Entries from a dataset
* * * * * * * * *
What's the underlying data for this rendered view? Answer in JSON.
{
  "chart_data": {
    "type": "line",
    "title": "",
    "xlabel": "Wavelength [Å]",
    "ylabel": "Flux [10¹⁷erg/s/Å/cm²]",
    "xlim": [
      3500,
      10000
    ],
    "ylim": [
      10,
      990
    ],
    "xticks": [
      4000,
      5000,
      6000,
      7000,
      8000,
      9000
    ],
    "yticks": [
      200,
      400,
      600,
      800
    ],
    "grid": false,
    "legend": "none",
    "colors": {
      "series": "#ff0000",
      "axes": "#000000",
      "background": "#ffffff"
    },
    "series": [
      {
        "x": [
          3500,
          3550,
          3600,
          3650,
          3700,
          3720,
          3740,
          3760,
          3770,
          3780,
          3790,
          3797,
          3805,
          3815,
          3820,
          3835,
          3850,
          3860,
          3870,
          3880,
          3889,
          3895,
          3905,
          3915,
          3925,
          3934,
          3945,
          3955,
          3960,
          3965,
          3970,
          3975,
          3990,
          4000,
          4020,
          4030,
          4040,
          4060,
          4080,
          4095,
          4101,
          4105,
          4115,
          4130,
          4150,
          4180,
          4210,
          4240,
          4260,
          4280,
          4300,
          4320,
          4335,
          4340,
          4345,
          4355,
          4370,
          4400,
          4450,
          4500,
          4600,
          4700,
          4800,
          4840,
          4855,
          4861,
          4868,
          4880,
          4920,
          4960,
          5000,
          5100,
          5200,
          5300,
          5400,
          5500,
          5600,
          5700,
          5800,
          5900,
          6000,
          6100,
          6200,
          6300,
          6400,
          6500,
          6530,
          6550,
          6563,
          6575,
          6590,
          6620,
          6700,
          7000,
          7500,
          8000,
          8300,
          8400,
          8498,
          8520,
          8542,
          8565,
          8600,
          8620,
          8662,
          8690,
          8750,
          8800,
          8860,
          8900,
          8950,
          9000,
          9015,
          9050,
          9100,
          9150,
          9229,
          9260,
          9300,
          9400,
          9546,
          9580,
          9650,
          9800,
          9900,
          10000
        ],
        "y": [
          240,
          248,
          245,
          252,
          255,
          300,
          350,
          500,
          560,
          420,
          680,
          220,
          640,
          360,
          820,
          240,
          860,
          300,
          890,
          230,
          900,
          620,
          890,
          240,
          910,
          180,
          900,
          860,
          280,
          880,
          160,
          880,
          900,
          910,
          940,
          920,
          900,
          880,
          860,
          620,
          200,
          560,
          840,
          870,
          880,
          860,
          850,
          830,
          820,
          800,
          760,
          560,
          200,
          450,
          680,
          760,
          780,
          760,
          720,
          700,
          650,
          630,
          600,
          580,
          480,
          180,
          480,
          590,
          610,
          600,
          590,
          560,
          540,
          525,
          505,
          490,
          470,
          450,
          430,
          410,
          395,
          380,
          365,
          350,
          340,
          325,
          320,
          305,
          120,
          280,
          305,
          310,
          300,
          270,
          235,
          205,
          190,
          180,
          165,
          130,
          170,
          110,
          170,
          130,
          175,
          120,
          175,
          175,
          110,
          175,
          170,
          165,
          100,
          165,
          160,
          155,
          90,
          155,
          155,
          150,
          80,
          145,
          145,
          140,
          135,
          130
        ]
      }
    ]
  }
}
* * * * * * * * *
Set problem
Quote the material exactly, leaving nothing out.

Reply to the exercise
What's the underlying data for this rendered view? Answer in JSON.
{
  "chart_data": {
    "type": "line",
    "title": "",
    "xlabel": "Wavelength [Å]",
    "ylabel": "Flux [10¹⁷erg/s/Å/cm²]",
    "xlim": [
      3500,
      10000
    ],
    "ylim": [
      10,
      990
    ],
    "xticks": [
      4000,
      5000,
      6000,
      7000,
      8000,
      9000
    ],
    "yticks": [
      200,
      400,
      600,
      800
    ],
    "grid": false,
    "legend": "none",
    "colors": {
      "series": "#ff0000",
      "axes": "#000000",
      "background": "#ffffff"
    },
    "series": [
      {
        "x": [
          3500,
          3550,
          3600,
          3650,
          3700,
          3720,
          3740,
          3760,
          3770,
          3780,
          3790,
          3797,
          3805,
          3815,
          3820,
          3835,
          3850,
          3860,
          3870,
          3880,
          3889,
          3895,
          3905,
          3915,
          3925,
          3934,
          3945,
          3955,
          3960,
          3965,
          3970,
          3975,
          3990,
          4000,
          4020,
          4030,
          4040,
          4060,
          4080,
          4095,
          4101,
          4105,
          4115,
          4130,
          4150,
          4180,
          4210,
          4240,
          4260,
          4280,
          4300,
          4320,
          4335,
          4340,
          4345,
          4355,
          4370,
          4400,
          4450,
          4500,
          4600,
          4700,
          4800,
          4840,
          4855,
          4861,
          4868,
          4880,
          4920,
          4960,
          5000,
          5100,
          5200,
          5300,
          5400,
          5500,
          5600,
          5700,
          5800,
          5900,
          6000,
          6100,
          6200,
          6300,
          6400,
          6500,
          6530,
          6550,
          6563,
          6575,
          6590,
          6620,
          6700,
          7000,
          7500,
          8000,
          8300,
          8400,
          8498,
          8520,
          8542,
          8565,
          8600,
          8620,
          8662,
          8690,
          8750,
          8800,
          8860,
          8900,
          8950,
          9000,
          9015,
          9050,
          9100,
          9150,
          9229,
          9260,
          9300,
          9400,
          9546,
          9580,
          9650,
          9800,
          9900,
          10000
        ],
        "y": [
          240,
          248,
          245,
          252,
          255,
          300,
          350,
          500,
          560,
          420,
          680,
          220,
          640,
          360,
          820,
          240,
          860,
          300,
          890,
          230,
          900,
          620,
          890,
          240,
          910,
          180,
          900,
          860,
          280,
          880,
          160,
          880,
          900,
          910,
          940,
          920,
          900,
          880,
          860,
          620,
          200,
          560,
          840,
          870,
          880,
          860,
          850,
          830,
          820,
          800,
          760,
          560,
          200,
          450,
          680,
          760,
          780,
          760,
          720,
          700,
          650,
          630,
          600,
          580,
          480,
          180,
          480,
          590,
          610,
          600,
          590,
          560,
          540,
          525,
          505,
          490,
          470,
          450,
          430,
          410,
          395,
          380,
          365,
          350,
          340,
          325,
          320,
          305,
          120,
          280,
          305,
          310,
          300,
          270,
          235,
          205,
          190,
          180,
          165,
          130,
          170,
          110,
          170,
          130,
          175,
          120,
          175,
          175,
          110,
          175,
          170,
          165,
          100,
          165,
          160,
          155,
          90,
          155,
          155,
          150,
          80,
          145,
          145,
          140,
          135,
          130
        ]
      }
    ]
  }
}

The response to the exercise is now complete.